Stated goal — Track down the lines that contain "true" and copy them.

START Information supplied

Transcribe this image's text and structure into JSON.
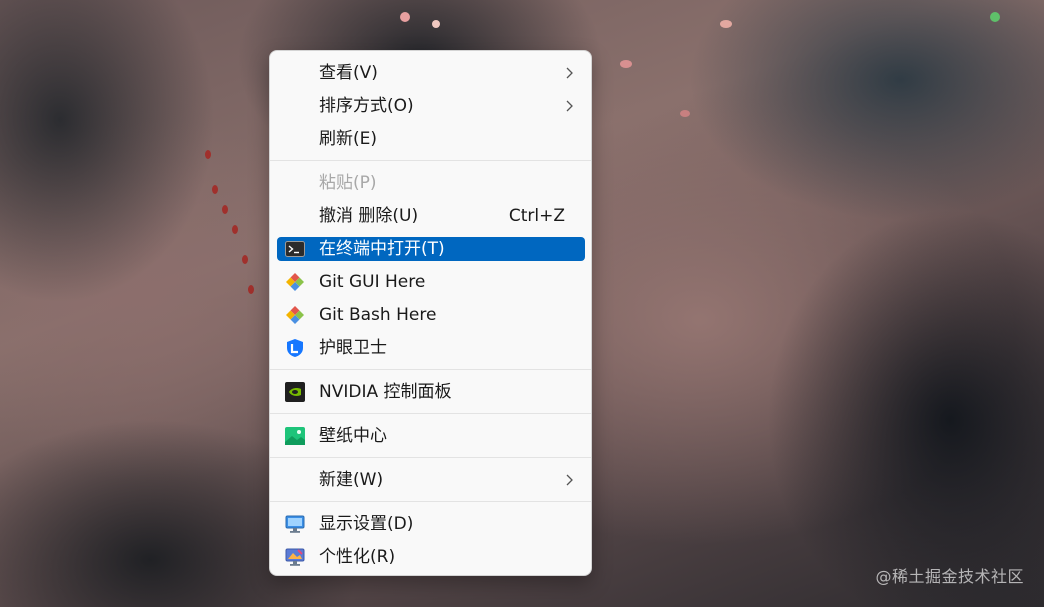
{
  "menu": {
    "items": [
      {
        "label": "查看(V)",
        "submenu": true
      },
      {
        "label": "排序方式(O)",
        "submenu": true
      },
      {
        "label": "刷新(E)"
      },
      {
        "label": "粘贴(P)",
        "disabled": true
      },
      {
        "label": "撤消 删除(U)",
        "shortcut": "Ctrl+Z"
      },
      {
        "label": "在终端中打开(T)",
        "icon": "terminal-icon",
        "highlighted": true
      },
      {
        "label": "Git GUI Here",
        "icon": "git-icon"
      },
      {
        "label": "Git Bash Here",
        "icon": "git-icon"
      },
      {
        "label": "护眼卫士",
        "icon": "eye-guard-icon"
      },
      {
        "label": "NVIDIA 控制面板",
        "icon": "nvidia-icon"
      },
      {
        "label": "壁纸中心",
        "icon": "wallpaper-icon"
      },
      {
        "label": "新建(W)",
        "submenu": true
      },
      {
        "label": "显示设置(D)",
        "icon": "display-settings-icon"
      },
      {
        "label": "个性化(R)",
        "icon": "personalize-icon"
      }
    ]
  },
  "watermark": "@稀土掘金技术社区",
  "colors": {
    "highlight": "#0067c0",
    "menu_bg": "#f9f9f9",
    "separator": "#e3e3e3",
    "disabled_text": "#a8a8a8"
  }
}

END Information supplied
START Information supplied

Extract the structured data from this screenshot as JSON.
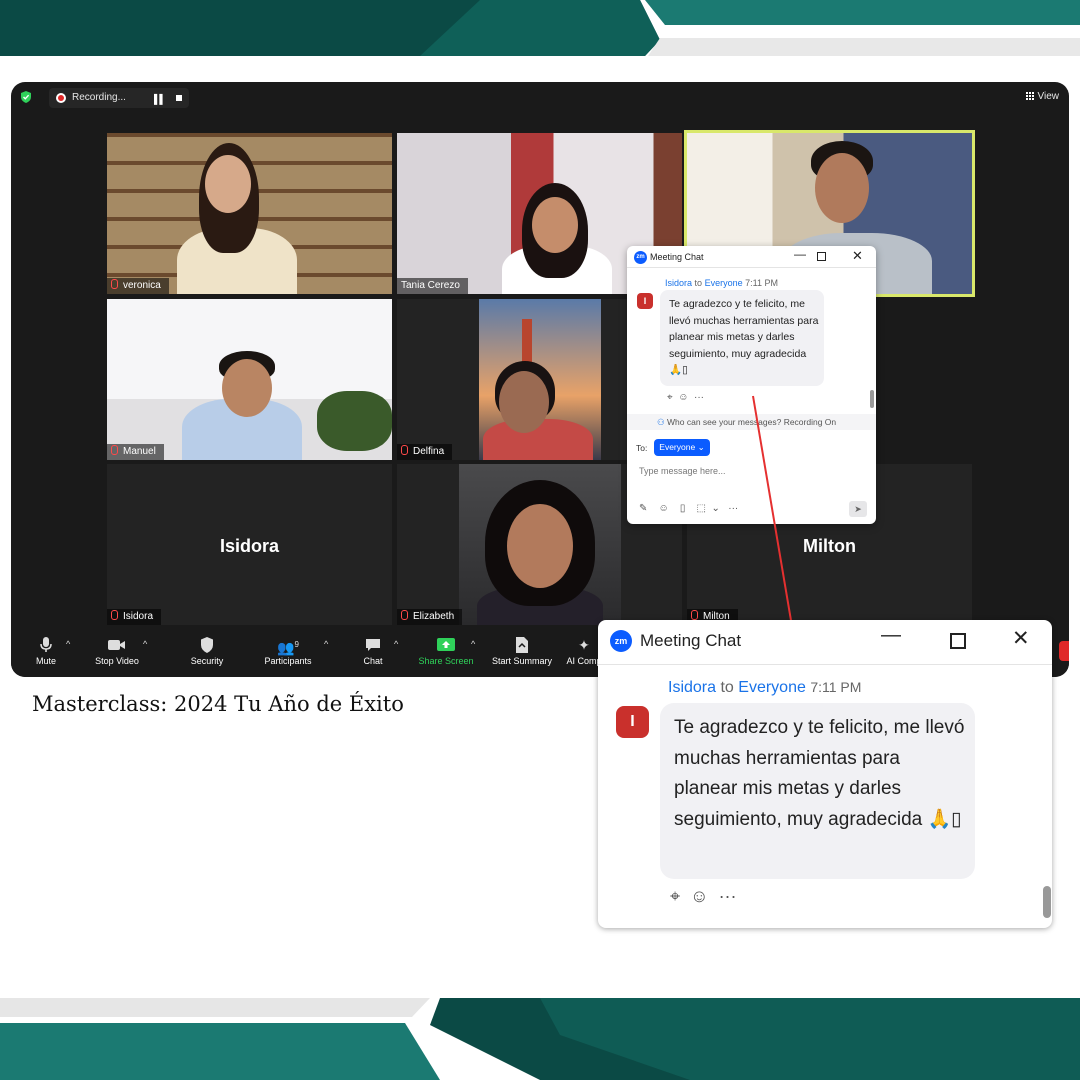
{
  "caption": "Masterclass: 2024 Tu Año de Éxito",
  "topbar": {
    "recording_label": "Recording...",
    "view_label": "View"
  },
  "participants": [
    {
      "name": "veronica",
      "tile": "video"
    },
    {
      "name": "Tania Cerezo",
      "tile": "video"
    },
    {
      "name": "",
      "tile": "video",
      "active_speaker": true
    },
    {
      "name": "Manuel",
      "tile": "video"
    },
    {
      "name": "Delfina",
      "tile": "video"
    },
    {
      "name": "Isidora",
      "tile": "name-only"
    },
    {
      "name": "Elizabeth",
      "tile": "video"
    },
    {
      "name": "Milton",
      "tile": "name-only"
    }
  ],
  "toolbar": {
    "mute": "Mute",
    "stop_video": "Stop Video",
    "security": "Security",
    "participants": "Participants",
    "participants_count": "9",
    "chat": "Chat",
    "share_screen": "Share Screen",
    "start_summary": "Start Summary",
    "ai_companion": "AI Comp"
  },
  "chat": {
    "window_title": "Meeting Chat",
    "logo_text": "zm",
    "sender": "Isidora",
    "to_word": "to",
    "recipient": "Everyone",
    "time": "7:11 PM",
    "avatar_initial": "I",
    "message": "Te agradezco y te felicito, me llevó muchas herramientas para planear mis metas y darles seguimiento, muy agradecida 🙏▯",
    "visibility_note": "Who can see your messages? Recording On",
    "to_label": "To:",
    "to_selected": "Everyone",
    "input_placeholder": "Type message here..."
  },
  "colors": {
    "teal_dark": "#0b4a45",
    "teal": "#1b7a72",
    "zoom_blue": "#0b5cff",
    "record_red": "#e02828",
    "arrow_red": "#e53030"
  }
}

END Information supplied
START Information supplied

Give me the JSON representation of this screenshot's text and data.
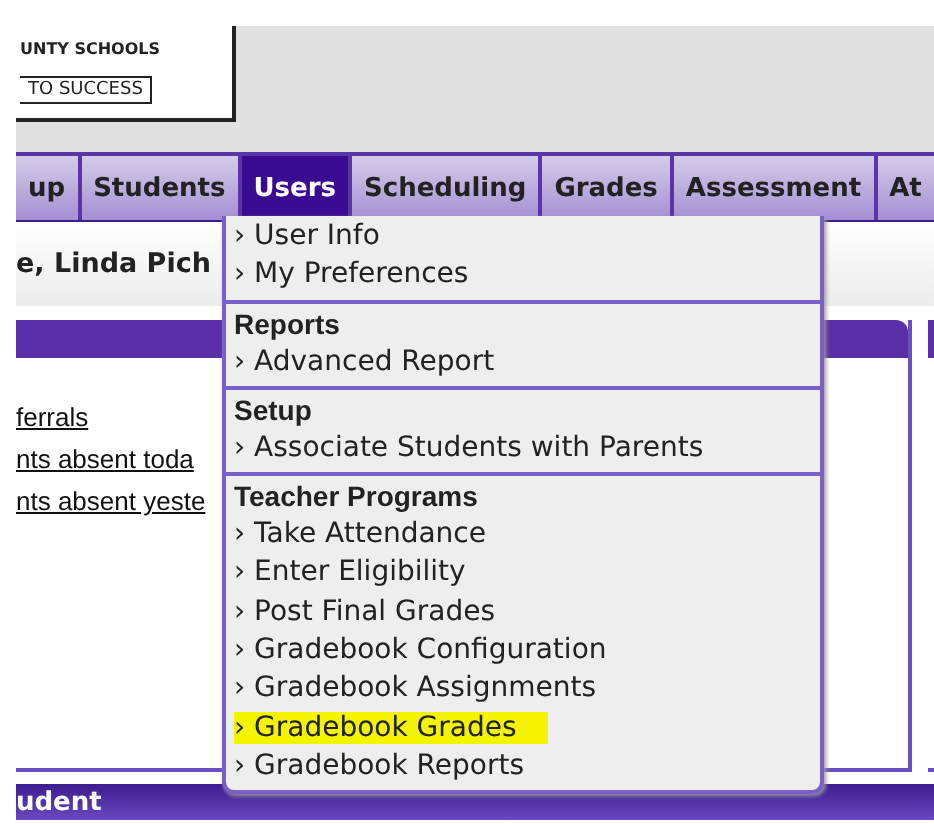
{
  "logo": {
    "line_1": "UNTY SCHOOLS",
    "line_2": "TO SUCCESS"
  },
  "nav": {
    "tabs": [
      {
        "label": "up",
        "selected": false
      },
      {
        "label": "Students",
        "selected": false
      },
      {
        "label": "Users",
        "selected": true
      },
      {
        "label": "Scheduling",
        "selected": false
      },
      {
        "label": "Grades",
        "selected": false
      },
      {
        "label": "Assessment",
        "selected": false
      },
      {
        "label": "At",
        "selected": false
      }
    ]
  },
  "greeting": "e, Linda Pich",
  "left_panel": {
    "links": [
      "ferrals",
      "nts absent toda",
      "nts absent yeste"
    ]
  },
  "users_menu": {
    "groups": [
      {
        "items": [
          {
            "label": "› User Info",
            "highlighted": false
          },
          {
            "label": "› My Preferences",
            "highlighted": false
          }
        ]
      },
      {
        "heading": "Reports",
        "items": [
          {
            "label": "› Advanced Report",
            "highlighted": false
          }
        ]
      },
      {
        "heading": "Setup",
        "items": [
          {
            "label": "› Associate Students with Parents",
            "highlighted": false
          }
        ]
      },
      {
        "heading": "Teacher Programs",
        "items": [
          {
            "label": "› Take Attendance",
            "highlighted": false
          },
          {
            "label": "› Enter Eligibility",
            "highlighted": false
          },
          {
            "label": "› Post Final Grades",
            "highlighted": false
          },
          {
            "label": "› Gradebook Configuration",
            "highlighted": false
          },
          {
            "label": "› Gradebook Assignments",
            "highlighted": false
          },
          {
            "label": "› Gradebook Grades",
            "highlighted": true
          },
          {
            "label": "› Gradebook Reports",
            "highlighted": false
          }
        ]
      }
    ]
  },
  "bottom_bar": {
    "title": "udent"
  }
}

END Information supplied

Correct output —
        "submenu": true
        "submenu": true
        "disabled": true
        "highlighted": true
        "submenu": true
      "active_speaker": true
        "selected": true
            "highlighted": true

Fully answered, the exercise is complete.